--- Exercise inputs ---

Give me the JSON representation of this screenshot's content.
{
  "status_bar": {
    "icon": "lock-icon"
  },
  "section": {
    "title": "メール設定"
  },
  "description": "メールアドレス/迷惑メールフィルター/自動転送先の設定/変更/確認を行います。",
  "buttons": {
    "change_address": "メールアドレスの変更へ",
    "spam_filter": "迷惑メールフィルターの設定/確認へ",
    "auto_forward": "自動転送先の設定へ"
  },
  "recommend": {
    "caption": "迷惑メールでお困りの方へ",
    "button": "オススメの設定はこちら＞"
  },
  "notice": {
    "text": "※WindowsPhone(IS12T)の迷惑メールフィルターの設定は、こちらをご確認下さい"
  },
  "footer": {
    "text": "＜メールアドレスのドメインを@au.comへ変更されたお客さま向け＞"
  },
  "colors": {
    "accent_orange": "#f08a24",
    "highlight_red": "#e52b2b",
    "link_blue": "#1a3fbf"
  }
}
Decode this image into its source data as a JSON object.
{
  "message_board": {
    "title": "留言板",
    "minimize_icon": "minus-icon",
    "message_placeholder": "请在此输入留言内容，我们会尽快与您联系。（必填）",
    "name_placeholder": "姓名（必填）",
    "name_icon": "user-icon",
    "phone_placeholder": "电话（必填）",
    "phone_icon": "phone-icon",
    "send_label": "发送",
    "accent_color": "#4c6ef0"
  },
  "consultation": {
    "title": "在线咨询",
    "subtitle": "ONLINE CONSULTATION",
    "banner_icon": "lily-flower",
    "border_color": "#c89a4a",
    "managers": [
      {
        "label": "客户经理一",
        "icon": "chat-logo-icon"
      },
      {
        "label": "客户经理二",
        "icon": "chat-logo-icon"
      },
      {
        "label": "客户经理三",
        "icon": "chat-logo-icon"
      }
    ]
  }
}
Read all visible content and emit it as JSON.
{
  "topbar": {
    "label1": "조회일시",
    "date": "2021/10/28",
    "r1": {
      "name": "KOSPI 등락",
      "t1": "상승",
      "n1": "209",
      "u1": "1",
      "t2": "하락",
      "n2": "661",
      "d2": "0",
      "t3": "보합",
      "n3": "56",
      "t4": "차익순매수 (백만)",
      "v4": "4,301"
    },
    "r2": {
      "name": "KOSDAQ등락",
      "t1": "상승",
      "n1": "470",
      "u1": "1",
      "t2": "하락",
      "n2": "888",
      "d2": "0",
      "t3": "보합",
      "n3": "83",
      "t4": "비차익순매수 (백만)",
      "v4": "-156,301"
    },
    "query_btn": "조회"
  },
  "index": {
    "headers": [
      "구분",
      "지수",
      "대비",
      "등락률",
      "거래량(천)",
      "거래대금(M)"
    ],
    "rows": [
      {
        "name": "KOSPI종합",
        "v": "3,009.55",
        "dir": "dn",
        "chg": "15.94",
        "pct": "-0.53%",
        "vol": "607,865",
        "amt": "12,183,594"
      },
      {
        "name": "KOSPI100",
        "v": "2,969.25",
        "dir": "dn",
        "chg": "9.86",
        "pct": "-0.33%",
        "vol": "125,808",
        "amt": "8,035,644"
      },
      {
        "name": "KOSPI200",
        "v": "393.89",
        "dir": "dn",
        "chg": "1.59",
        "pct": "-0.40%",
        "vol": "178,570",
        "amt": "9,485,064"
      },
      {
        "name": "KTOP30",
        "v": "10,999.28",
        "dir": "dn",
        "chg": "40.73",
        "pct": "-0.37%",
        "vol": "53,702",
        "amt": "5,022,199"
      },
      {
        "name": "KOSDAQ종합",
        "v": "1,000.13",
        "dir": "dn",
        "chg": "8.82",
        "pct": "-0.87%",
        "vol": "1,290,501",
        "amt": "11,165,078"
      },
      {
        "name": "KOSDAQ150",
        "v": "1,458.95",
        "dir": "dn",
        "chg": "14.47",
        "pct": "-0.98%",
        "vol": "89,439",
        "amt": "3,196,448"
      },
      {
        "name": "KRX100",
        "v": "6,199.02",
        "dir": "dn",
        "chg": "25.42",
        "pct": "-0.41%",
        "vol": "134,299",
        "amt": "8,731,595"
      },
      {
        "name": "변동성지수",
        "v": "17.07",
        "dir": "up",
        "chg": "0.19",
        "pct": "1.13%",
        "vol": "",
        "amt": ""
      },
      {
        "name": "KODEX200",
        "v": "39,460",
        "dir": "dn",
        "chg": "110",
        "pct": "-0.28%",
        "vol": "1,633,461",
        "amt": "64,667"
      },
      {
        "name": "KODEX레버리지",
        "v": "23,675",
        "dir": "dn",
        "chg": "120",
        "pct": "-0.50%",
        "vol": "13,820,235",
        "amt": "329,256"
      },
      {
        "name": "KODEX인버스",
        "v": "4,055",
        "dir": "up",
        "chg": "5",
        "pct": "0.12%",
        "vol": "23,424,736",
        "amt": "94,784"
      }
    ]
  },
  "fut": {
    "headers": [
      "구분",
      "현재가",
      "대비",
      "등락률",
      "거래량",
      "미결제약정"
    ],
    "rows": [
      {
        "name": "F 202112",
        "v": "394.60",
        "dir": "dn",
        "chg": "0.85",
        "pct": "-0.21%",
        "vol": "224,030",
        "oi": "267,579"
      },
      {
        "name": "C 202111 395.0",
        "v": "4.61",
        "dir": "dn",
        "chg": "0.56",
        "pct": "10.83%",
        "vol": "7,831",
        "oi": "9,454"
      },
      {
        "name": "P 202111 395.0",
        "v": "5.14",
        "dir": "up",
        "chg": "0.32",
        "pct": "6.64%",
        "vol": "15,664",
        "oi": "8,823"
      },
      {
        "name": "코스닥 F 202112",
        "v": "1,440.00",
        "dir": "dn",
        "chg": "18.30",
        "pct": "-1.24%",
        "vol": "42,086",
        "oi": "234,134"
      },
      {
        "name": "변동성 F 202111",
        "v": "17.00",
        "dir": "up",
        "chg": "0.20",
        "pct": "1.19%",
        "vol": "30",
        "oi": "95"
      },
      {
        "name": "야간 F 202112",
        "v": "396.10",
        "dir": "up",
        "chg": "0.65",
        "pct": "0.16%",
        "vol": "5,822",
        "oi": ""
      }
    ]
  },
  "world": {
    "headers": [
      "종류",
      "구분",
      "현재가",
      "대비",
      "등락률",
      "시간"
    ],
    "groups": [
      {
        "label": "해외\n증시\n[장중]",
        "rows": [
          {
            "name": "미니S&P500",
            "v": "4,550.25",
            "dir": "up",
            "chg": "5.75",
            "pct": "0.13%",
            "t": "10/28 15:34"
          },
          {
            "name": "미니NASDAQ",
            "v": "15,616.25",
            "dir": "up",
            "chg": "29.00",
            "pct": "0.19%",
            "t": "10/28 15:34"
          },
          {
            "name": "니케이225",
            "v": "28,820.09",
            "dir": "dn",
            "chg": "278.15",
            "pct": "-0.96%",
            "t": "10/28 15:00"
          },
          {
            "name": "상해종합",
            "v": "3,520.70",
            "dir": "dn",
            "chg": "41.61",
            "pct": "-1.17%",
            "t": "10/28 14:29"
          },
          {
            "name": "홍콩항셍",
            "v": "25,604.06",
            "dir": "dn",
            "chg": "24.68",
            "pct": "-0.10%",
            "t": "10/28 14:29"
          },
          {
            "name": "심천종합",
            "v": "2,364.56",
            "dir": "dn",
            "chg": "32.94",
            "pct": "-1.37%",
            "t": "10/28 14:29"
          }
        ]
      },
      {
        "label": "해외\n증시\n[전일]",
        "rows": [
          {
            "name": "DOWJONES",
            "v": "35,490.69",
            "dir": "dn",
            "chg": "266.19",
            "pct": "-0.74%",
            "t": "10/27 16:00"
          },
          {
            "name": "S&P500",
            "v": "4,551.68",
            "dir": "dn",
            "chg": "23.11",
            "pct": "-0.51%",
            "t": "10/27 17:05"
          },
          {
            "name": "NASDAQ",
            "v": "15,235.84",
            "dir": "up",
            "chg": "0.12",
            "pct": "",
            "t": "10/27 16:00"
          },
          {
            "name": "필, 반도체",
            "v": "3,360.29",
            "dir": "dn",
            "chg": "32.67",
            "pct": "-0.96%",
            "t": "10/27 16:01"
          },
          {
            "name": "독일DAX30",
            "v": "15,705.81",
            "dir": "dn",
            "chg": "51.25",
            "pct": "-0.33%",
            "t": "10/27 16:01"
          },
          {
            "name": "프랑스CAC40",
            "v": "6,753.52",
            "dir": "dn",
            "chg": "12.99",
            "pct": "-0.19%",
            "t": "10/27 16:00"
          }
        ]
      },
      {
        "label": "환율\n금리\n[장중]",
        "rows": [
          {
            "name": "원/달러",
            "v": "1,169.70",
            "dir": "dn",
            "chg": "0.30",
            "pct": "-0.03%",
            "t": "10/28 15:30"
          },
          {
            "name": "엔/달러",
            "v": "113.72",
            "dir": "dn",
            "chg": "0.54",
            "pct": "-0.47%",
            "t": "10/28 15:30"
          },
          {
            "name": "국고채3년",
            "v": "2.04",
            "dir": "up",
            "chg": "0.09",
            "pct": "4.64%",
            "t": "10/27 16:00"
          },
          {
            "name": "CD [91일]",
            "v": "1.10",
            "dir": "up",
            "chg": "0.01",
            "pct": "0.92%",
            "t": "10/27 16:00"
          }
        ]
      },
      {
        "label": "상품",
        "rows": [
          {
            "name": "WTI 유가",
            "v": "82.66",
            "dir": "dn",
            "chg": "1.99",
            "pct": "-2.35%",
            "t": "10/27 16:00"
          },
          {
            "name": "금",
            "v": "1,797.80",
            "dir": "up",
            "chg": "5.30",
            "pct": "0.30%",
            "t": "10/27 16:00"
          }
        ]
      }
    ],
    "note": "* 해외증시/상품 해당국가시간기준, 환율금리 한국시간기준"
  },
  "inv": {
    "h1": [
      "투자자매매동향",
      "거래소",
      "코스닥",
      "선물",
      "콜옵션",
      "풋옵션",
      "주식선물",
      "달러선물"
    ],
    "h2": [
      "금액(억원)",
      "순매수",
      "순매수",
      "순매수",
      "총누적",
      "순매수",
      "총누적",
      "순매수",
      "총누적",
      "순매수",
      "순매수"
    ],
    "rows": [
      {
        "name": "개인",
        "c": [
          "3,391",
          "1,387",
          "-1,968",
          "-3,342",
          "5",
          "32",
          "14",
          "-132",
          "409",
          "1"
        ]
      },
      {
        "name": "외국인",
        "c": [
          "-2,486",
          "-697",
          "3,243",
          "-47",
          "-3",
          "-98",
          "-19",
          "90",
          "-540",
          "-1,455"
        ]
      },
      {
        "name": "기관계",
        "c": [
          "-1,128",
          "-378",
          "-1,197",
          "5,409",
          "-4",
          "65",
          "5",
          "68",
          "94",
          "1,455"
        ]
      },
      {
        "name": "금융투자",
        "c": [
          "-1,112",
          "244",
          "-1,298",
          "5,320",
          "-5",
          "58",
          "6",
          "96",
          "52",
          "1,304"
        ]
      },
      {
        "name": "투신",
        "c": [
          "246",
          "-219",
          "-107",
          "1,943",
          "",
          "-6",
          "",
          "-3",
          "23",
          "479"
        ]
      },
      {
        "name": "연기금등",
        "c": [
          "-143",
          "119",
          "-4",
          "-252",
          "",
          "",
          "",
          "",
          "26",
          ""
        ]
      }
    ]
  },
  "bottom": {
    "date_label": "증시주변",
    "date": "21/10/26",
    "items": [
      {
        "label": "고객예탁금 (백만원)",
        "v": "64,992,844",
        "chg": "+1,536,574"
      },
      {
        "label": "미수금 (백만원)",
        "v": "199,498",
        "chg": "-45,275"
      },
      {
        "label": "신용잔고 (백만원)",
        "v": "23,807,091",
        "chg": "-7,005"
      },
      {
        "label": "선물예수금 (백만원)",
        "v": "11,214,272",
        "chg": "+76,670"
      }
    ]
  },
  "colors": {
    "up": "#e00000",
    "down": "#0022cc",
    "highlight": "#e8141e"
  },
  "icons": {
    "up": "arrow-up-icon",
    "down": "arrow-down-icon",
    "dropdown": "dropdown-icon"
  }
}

---

*To do*
Using the listing, collect all lines in which the string "content" is found.

*Answer*
Give me the JSON representation of this screenshot's content.
Read all visible content and emit it as JSON.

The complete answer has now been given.